** Start EXCERPT **
Friday, July 27, 2012

      So. Had I not begun writing a history of Missouri, never would I have known that there was a clash known as the Honey War back in 1839. Never would have known that a Reverend John Meacham, an African American educator, set up a "Freedom School"  - on a boat anchored in the Mississippi River. Why? Because Missouri lawmakers, in 1847, made it illegal to teach a slave to read or write.  (Sheesh.)  And I never knew that there used to be a little sandbar in the Mississippi where hotheads, including a couple of future MO governors & a future US Senator, Thos Hart Benton -  used to go to fight duels!   What was the place called? "Bloody Island."
    Shoot, I've been learning things I never knew about Ma Barker, "Black Jack" Pershing, Bald Knobbers, the Veiled Prophet, cattle drives, musicians, gangsters, painters - what a fierce part of the world I've been living in!
** End EXCERPT **
INSTRUCTIONS ::
1. In the Missouri history post, rewrite the paragraph beginning "So. Had I not begun writing a history of Missouri" as a short bulleted list that keeps its main facts.
2. Answer these questions from the Missouri history post:
(a) In what year did the Honey War take place?
(b) Where was John Meacham's "Freedom School" located?
(c) What nickname does the post give Pershing?
3. Do these statements agree with the Missouri history post? Answer yes or no for each, and quote the words from the post that decide it.
(a) Missouri lawmakers made it illegal to teach a slave to read or write in 1839.
(b) Thomas Hart Benton went on to become a US Senator.
(c) The sandbar where duels were fought was called "Bloody Island."
** Start DATA SHOWN **
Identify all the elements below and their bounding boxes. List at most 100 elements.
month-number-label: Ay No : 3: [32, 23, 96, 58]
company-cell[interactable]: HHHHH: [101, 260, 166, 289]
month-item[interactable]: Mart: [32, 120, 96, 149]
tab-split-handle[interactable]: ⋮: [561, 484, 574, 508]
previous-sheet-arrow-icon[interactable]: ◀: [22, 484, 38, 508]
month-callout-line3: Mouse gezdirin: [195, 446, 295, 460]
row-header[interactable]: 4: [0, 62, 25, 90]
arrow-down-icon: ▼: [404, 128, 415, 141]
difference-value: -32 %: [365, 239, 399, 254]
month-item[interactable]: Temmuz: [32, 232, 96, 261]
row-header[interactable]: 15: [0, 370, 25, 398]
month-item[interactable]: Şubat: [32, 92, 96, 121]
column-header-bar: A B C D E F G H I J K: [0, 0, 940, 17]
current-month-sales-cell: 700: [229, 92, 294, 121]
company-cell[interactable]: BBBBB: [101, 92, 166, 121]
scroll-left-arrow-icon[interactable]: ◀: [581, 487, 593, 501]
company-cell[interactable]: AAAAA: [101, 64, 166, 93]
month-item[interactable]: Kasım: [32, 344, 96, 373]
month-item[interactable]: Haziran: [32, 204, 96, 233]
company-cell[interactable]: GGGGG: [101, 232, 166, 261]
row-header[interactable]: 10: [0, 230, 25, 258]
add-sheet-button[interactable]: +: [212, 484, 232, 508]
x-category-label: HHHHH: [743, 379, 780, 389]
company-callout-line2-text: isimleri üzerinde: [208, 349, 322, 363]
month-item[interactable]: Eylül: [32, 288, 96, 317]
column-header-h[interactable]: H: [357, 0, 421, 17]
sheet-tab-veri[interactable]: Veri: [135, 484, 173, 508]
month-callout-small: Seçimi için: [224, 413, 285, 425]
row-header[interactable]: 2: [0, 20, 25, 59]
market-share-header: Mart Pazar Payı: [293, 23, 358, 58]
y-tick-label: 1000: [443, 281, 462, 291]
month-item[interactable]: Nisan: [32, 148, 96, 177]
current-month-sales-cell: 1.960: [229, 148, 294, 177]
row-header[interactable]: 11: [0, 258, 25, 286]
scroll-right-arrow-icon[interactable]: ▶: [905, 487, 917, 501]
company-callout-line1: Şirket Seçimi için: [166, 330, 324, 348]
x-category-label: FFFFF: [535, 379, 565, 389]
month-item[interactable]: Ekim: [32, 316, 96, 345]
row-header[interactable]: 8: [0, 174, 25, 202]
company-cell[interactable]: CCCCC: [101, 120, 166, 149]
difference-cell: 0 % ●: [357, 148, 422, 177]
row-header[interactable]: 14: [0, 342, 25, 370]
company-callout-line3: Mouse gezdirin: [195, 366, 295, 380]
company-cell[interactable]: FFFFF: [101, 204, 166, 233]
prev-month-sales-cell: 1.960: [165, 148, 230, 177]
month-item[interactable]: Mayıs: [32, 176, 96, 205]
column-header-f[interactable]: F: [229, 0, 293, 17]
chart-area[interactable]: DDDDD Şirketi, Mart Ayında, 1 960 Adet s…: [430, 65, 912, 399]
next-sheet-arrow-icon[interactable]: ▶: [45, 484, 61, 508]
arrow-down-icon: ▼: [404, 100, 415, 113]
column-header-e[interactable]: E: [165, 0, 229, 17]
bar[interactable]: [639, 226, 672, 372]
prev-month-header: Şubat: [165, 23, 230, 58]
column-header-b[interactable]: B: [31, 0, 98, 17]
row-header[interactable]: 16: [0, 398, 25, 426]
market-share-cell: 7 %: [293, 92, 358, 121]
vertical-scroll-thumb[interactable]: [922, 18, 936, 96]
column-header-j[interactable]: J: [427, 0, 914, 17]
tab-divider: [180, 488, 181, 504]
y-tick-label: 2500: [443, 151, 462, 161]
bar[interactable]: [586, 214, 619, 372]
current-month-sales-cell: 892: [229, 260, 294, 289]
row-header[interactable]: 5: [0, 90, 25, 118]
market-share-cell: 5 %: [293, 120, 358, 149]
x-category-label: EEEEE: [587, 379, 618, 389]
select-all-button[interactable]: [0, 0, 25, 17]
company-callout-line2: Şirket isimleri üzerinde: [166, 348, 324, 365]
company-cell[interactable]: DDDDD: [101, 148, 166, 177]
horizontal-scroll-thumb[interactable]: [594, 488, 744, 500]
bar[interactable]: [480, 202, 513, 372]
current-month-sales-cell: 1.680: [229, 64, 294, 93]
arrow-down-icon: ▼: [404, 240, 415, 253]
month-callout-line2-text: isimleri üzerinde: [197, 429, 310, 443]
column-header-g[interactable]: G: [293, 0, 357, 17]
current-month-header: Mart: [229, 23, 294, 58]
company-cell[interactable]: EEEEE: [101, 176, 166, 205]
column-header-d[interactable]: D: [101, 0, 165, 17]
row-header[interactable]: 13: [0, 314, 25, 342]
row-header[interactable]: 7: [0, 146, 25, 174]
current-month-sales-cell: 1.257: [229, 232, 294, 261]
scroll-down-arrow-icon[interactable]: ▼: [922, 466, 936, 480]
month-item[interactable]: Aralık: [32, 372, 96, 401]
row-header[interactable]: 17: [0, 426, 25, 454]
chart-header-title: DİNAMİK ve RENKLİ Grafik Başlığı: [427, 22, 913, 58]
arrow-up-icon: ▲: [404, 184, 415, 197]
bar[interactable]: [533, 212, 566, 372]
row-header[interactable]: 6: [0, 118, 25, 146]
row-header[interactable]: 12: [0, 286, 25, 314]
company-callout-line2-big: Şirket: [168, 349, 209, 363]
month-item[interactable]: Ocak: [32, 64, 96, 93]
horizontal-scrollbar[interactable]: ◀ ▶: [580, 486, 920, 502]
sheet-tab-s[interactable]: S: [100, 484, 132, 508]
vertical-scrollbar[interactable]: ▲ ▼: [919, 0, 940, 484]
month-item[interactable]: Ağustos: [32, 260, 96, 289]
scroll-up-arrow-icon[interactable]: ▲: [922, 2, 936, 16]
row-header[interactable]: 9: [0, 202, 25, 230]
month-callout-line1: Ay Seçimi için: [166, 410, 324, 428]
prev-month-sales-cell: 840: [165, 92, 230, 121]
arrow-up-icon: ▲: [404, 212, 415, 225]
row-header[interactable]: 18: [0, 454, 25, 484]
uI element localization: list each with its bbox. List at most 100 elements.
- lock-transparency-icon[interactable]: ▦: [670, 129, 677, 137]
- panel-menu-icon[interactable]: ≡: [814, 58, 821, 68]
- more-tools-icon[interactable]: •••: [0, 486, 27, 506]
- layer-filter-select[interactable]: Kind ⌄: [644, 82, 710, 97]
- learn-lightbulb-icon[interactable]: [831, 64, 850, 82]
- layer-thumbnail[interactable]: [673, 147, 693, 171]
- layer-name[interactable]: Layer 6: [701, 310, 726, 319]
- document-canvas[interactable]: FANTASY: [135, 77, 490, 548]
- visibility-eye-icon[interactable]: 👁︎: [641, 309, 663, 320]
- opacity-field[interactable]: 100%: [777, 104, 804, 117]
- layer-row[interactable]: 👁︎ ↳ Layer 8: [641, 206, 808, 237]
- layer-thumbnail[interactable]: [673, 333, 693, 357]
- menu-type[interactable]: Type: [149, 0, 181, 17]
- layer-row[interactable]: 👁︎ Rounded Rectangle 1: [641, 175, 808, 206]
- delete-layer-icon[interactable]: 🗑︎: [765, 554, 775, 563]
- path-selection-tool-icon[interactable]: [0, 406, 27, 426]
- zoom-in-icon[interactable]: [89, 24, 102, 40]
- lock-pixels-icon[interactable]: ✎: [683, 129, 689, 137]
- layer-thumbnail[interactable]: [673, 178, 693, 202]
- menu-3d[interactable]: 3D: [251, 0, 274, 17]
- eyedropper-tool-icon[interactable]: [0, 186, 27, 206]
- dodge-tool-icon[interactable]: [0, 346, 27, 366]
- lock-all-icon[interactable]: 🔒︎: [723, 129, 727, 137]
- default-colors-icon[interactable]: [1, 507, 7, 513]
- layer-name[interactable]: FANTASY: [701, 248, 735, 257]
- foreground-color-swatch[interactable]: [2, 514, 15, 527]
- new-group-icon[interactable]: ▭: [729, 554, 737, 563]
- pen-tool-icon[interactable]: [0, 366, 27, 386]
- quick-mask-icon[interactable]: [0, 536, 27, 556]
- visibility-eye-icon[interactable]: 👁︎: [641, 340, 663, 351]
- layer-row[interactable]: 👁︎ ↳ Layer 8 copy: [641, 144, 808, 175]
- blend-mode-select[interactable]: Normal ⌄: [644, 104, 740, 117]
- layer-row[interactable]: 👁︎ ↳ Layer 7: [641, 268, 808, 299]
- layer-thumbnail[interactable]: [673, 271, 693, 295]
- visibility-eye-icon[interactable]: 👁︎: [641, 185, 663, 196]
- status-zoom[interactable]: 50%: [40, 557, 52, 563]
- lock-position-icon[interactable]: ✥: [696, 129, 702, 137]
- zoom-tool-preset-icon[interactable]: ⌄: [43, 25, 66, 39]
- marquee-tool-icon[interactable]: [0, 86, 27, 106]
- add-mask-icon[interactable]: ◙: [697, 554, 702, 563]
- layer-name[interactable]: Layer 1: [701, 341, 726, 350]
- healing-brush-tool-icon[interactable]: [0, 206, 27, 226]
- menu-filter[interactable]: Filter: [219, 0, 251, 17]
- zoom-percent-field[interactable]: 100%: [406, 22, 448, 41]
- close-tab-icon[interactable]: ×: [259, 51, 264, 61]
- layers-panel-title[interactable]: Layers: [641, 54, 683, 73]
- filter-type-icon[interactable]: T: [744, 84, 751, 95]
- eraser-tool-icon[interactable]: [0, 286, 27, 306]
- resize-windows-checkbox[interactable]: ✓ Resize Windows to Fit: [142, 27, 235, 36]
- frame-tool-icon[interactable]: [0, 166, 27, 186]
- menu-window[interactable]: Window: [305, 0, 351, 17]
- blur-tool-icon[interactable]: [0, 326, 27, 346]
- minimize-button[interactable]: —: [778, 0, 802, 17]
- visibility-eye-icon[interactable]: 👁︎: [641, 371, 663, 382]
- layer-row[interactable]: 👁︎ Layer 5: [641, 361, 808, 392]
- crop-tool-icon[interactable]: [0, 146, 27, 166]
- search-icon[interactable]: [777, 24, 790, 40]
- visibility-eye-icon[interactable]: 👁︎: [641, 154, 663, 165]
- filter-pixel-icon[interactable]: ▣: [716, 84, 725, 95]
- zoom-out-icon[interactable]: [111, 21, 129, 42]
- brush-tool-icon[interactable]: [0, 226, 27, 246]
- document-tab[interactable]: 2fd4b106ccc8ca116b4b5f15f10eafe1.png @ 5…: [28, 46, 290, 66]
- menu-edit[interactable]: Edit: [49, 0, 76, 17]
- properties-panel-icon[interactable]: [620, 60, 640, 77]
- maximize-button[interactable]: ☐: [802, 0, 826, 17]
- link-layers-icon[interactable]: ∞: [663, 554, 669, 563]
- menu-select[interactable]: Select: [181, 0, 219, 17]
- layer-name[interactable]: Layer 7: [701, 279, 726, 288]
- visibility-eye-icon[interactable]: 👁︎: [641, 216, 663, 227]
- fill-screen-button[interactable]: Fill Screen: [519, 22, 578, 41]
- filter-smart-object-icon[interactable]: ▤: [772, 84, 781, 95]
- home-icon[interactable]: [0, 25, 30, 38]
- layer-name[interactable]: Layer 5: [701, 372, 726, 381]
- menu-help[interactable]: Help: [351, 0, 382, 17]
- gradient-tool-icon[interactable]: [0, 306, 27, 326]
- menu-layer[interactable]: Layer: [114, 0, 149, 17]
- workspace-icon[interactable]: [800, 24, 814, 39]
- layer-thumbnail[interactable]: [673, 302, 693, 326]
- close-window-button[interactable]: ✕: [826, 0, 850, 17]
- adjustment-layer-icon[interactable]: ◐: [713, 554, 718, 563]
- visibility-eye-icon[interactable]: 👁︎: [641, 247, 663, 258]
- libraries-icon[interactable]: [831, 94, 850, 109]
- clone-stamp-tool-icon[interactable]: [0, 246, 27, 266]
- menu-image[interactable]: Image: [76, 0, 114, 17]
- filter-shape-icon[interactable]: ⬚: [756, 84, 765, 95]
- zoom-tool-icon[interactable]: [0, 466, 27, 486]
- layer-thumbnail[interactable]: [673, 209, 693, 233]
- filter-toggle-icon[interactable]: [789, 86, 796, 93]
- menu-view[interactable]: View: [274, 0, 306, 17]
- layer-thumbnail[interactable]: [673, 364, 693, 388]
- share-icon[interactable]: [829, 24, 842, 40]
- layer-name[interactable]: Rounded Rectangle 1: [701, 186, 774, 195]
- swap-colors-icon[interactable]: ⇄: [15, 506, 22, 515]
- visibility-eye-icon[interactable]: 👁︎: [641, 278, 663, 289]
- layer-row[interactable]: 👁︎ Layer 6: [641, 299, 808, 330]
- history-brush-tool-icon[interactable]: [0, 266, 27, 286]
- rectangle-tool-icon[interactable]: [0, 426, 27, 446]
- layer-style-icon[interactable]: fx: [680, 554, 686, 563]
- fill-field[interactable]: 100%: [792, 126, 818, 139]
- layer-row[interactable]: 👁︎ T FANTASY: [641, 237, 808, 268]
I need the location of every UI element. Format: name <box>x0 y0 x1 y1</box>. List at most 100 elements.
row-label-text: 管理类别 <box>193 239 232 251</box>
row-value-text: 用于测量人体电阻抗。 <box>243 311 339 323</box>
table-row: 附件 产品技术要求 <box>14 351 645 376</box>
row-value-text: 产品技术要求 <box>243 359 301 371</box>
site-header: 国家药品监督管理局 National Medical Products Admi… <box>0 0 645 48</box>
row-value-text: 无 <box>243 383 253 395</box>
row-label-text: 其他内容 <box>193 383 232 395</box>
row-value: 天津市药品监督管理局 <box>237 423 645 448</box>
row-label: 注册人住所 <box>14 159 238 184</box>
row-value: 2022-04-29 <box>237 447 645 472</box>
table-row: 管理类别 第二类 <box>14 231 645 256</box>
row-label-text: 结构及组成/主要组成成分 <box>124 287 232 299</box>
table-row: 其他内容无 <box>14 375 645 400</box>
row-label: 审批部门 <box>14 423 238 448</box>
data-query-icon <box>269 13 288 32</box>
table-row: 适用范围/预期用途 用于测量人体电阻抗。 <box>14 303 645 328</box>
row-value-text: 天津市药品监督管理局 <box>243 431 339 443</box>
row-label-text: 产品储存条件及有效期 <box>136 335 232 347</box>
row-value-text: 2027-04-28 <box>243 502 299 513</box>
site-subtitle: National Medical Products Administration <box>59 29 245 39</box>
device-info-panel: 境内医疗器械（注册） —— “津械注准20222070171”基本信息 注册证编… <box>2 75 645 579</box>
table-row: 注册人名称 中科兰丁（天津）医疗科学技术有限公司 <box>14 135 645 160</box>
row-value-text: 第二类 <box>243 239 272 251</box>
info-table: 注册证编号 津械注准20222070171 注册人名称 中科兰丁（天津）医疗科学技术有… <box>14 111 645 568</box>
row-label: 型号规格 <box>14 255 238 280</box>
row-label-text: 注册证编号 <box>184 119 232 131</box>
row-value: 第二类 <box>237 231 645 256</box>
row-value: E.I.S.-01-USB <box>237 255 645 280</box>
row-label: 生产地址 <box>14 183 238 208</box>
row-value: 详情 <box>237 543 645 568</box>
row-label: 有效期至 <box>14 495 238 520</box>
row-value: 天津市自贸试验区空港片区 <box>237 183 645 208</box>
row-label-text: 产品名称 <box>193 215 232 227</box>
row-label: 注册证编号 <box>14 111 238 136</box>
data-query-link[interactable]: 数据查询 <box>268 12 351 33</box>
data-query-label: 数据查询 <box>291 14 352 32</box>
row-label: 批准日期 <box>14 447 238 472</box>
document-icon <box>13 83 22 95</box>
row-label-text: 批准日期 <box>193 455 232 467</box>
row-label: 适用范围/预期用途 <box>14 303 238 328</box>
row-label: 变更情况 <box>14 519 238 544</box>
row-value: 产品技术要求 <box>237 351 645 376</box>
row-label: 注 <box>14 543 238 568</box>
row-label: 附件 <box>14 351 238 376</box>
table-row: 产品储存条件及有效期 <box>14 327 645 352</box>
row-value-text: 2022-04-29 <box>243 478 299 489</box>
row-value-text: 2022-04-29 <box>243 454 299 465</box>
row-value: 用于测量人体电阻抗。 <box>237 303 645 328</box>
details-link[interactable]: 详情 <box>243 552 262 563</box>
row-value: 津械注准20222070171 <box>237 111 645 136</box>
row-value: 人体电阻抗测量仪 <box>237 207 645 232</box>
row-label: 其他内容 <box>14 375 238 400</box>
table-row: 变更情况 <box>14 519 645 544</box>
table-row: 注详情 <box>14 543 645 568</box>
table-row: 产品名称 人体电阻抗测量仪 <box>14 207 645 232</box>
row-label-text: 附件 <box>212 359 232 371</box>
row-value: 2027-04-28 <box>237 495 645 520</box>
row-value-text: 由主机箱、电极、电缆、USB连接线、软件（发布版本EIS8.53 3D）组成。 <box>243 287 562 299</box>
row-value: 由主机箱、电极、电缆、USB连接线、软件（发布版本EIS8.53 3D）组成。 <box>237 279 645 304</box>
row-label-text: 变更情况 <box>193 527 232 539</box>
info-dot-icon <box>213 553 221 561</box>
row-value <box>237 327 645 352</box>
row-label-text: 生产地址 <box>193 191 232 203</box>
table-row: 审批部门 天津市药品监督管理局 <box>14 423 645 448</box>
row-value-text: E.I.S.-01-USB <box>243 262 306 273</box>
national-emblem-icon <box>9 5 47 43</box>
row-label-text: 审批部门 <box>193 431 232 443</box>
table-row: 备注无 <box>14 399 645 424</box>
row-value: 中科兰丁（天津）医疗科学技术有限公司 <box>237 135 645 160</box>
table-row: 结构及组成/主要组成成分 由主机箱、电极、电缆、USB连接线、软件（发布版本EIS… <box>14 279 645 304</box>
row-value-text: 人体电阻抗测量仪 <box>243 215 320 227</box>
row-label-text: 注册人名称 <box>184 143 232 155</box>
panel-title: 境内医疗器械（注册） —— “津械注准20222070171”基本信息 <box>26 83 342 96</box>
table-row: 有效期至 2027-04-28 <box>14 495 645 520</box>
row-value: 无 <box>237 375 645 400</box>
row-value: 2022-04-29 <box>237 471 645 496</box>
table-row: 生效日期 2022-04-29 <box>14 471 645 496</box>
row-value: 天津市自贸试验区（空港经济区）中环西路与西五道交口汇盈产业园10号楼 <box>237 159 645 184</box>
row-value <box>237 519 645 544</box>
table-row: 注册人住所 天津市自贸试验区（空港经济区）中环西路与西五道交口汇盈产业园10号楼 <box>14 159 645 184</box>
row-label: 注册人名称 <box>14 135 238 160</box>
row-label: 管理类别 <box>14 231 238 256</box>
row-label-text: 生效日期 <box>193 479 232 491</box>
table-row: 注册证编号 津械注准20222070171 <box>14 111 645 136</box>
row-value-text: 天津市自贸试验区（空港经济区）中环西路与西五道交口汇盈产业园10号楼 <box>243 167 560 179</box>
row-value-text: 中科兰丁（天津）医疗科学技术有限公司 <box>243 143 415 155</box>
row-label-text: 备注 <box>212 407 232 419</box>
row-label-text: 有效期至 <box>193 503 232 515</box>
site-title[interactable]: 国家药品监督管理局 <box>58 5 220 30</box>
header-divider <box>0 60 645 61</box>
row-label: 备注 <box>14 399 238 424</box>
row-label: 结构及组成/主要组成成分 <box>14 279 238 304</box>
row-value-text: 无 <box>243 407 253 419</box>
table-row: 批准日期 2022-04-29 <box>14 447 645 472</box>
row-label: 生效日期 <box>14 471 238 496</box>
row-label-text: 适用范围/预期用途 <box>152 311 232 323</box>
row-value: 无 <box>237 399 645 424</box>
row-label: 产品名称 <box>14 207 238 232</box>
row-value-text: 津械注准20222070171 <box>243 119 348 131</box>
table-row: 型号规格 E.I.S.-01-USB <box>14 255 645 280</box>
** End DATA SHOWN **
RESPONSES IN ORDER ::
1.
- Writing a history of Missouri taught the writer about things they hadn't known before.
- A clash called the Honey War happened in 1839.
- Reverend John Meacham, an African American educator, set up a "Freedom School" on a boat anchored in the Mississippi River.
- He did this because Missouri lawmakers made it illegal in 1847 to teach a slave to read or write.
- Hotheads used to fight duels on a small sandbar in the Mississippi called "Bloody Island."
- Those duelists included a couple of future Missouri governors and a future US Senator, Thomas Hart Benton.

2.
(a) 1839
(b) On a boat anchored in the Mississippi River
(c) "Black Jack"

3.
(a) No: "Missouri lawmakers, in 1847, made it illegal to teach a slave to read or write."
(b) Yes: "a future US Senator, Thos Hart Benton"
(c) Yes: "What was the place called? "Bloody Island.""